DIRECTIONS: Copy out each line that has "根据要求写作" in it.

:: SUPPLIED MATERIAL

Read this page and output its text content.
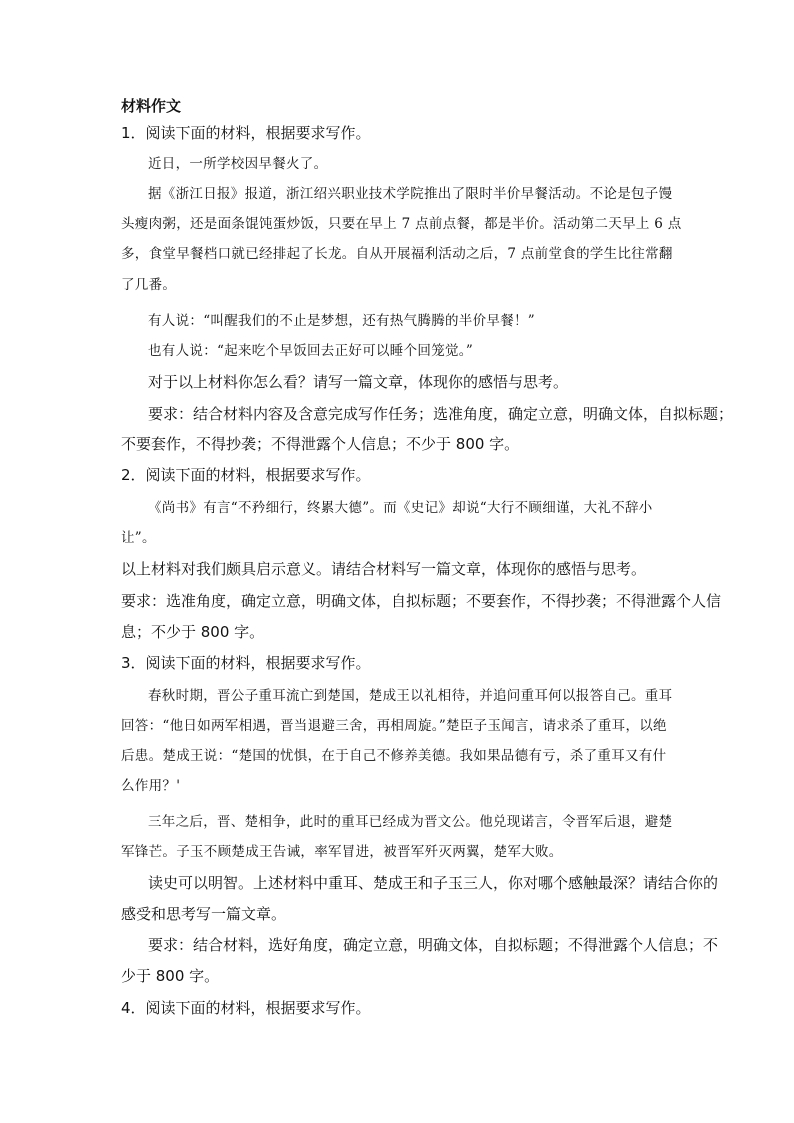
材料作文
1．阅读下面的材料，根据要求写作。
近日，一所学校因早餐火了。
据《浙江日报》报道，浙江绍兴职业技术学院推出了限时半价早餐活动。不论是包子馒
头瘦肉粥，还是面条馄饨蛋炒饭，只要在早上 7 点前点餐，都是半价。活动第二天早上 6 点
多，食堂早餐档口就已经排起了长龙。自从开展福利活动之后，7 点前堂食的学生比往常翻
了几番。
有人说：“叫醒我们的不止是梦想，还有热气腾腾的半价早餐！”
也有人说：“起来吃个早饭回去正好可以睡个回笼觉。”
对于以上材料你怎么看？请写一篇文章，体现你的感悟与思考。
要求：结合材料内容及含意完成写作任务；选准角度，确定立意，明确文体，自拟标题；
不要套作，不得抄袭；不得泄露个人信息；不少于 800 字。
2．阅读下面的材料，根据要求写作。
《尚书》有言“不矜细行，终累大德”。而《史记》却说“大行不顾细谨，大礼不辞小
让”。
以上材料对我们颇具启示意义。请结合材料写一篇文章，体现你的感悟与思考。
要求：选准角度，确定立意，明确文体，自拟标题；不要套作，不得抄袭；不得泄露个人信
息；不少于 800 字。
3．阅读下面的材料，根据要求写作。
春秋时期，晋公子重耳流亡到楚国，楚成王以礼相待，并追问重耳何以报答自己。重耳
回答：“他日如两军相遇，晋当退避三舍，再相周旋。”楚臣子玉闻言，请求杀了重耳，以绝
后患。楚成王说：“楚国的忧惧，在于自己不修养美德。我如果品德有亏，杀了重耳又有什
么作用？'
三年之后，晋、楚相争，此时的重耳已经成为晋文公。他兑现诺言，令晋军后退，避楚
军锋芒。子玉不顾楚成王告诫，率军冒进，被晋军歼灭两翼，楚军大败。
读史可以明智。上述材料中重耳、楚成王和子玉三人，你对哪个感触最深？请结合你的
感受和思考写一篇文章。
要求：结合材料，选好角度，确定立意，明确文体，自拟标题；不得泄露个人信息；不
少于 800 字。
4．阅读下面的材料，根据要求写作。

::::

OUTPUT FOR THIS EXERCISE:
1．阅读下面的材料，根据要求写作。
2．阅读下面的材料，根据要求写作。
3．阅读下面的材料，根据要求写作。
4．阅读下面的材料，根据要求写作。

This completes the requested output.